[Rows from a figure dataset]
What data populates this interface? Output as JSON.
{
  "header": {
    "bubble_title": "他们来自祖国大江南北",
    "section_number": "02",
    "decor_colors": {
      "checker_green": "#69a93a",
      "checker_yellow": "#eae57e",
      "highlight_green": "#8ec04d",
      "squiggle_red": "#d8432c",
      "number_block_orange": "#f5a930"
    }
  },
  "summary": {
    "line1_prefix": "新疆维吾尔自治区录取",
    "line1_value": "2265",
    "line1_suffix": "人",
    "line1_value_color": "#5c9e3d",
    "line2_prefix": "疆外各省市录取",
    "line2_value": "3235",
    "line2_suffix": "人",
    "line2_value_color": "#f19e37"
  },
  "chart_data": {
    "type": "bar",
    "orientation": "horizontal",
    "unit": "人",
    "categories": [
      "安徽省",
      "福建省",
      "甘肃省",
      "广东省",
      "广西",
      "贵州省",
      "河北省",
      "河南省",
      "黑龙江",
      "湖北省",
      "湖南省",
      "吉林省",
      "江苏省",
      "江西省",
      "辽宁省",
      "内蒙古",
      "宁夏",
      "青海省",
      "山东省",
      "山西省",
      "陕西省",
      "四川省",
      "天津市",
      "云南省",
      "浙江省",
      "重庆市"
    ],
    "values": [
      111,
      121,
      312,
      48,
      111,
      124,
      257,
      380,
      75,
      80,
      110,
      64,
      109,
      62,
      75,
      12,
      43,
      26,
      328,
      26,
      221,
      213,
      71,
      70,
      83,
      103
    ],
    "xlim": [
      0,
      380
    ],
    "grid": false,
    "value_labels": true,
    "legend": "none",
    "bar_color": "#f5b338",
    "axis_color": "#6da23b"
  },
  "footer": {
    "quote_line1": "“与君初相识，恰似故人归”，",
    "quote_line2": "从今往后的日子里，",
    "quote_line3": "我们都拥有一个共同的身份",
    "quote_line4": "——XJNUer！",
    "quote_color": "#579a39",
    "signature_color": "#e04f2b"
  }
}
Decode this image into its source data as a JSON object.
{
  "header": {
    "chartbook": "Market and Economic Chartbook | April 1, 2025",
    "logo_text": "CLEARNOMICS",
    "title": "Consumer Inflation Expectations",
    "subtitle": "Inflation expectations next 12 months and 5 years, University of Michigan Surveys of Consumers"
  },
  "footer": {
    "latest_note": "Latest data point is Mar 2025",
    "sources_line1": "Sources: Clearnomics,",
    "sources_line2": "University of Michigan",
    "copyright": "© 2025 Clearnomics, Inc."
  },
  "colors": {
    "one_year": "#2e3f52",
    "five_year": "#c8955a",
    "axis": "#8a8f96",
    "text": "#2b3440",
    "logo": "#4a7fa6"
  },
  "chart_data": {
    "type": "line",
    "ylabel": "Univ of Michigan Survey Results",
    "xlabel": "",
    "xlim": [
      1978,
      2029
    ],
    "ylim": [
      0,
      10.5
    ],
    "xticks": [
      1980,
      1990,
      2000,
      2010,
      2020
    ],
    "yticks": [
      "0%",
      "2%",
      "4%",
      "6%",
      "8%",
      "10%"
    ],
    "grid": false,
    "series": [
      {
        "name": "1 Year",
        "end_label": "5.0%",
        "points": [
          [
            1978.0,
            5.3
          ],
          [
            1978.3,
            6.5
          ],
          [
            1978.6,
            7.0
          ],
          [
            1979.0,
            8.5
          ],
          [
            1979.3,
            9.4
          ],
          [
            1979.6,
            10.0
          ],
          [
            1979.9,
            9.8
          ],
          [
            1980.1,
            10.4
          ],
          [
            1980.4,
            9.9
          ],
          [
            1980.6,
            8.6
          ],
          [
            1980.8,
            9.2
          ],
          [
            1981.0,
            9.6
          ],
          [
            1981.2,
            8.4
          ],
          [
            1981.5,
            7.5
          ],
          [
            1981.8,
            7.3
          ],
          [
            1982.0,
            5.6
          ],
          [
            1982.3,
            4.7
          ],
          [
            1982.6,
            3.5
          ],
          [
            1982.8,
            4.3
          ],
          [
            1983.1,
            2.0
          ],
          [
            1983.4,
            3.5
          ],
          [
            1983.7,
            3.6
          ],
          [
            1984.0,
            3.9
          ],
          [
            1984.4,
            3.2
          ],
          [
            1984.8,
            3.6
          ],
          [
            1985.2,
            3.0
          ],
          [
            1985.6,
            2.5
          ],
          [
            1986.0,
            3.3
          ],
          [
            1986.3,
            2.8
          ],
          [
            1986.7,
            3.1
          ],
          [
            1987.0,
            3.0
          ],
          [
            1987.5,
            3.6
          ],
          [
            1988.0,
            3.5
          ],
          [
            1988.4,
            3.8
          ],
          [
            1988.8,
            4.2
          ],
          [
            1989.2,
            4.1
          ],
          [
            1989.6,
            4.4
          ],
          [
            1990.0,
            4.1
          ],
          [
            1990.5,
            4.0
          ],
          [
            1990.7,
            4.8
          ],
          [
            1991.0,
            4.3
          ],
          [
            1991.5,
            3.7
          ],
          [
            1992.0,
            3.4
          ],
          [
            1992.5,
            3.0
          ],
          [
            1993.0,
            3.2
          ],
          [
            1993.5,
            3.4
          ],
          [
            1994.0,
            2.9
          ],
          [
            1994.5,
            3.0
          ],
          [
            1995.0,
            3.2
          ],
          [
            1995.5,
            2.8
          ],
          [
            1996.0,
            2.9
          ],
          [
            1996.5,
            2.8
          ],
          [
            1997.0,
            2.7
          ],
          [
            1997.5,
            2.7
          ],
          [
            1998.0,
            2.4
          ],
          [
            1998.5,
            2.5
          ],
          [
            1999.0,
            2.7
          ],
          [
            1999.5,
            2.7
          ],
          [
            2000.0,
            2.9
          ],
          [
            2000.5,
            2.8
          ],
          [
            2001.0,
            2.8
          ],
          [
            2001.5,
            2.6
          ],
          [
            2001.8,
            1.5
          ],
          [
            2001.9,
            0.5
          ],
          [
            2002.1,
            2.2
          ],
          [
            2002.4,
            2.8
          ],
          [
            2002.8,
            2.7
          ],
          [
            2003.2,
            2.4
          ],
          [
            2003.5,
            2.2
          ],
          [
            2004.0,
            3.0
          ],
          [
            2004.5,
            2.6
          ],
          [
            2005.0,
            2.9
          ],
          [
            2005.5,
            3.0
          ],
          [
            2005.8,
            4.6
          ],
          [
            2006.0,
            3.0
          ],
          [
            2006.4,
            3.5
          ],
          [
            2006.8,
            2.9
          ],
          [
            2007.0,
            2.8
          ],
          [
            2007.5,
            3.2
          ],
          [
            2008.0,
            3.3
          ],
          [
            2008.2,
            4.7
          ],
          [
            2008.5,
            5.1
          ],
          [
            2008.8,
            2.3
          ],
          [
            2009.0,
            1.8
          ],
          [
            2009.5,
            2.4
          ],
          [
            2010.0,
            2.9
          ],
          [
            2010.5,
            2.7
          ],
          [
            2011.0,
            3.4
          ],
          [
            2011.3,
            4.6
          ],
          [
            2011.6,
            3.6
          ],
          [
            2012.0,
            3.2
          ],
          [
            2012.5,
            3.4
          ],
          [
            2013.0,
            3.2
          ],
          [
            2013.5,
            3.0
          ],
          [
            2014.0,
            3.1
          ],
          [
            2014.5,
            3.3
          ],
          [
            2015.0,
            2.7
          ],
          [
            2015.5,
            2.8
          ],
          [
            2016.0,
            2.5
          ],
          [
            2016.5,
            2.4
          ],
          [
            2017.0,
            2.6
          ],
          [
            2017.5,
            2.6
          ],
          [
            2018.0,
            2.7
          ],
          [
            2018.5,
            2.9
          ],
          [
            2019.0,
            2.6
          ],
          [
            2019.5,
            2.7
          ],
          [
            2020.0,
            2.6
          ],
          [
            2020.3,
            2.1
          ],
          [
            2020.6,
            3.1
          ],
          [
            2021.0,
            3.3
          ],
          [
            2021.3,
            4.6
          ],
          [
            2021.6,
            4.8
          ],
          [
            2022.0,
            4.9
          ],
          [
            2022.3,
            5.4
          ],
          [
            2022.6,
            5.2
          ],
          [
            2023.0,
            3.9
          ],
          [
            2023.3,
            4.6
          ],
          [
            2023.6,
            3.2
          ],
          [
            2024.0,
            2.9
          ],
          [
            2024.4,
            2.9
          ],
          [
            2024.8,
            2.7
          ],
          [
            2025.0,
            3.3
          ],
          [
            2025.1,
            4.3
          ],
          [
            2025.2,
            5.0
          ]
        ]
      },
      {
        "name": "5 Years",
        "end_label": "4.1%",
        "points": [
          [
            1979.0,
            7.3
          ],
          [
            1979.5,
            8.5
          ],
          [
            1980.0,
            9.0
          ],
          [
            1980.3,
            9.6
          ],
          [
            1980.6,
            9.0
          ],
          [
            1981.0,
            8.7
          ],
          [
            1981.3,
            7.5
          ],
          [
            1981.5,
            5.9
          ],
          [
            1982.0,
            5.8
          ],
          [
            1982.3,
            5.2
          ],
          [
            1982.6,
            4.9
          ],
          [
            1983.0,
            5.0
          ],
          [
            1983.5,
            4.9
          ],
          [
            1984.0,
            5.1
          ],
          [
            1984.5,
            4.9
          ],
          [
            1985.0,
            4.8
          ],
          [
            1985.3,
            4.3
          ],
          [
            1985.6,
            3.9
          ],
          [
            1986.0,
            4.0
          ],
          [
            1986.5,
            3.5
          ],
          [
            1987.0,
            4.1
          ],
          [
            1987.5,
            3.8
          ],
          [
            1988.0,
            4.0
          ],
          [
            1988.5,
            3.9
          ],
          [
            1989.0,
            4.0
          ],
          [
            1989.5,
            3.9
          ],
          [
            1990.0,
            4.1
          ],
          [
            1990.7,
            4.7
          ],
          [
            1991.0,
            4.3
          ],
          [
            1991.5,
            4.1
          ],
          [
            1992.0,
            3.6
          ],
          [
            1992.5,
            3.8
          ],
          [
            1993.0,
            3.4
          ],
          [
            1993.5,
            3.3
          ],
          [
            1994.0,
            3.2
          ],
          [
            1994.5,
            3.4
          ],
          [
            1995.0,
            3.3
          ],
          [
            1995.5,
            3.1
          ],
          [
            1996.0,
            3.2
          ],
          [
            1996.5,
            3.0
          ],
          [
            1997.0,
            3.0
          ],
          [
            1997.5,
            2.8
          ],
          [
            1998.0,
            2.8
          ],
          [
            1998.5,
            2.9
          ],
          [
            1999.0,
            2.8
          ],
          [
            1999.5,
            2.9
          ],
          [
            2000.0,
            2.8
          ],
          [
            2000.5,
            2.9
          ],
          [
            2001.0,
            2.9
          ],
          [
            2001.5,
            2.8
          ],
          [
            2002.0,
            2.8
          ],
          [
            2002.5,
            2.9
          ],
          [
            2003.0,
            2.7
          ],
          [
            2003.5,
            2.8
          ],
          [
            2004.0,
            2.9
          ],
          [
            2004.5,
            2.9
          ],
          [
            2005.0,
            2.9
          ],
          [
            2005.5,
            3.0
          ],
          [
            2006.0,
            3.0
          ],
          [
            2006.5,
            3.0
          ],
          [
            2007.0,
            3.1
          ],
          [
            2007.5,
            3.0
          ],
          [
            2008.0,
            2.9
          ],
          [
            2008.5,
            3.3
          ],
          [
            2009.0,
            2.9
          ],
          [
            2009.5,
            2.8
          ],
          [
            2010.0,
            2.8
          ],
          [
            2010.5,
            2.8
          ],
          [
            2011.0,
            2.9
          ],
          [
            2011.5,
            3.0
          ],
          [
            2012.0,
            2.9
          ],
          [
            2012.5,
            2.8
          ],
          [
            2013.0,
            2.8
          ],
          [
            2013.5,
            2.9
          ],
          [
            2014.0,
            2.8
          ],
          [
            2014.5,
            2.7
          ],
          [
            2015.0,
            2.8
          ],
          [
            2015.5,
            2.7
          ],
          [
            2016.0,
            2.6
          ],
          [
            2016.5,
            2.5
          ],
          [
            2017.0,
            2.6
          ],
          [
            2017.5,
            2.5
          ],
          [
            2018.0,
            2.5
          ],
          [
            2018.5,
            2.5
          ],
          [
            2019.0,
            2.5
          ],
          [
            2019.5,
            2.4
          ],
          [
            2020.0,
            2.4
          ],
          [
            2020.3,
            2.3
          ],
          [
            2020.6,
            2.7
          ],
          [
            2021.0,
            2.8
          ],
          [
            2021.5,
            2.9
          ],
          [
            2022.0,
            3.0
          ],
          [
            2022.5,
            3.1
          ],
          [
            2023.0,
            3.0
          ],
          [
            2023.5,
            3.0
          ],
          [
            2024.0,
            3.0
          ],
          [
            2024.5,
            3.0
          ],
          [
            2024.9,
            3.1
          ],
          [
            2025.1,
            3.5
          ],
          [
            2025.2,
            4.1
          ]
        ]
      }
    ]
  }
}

* _Exercise_
Show, from the listing above, each line that contains the word "this".

* _Problem solution_
What data populates this interface? Output as JSON.
Decode this image into its source data as a JSON object.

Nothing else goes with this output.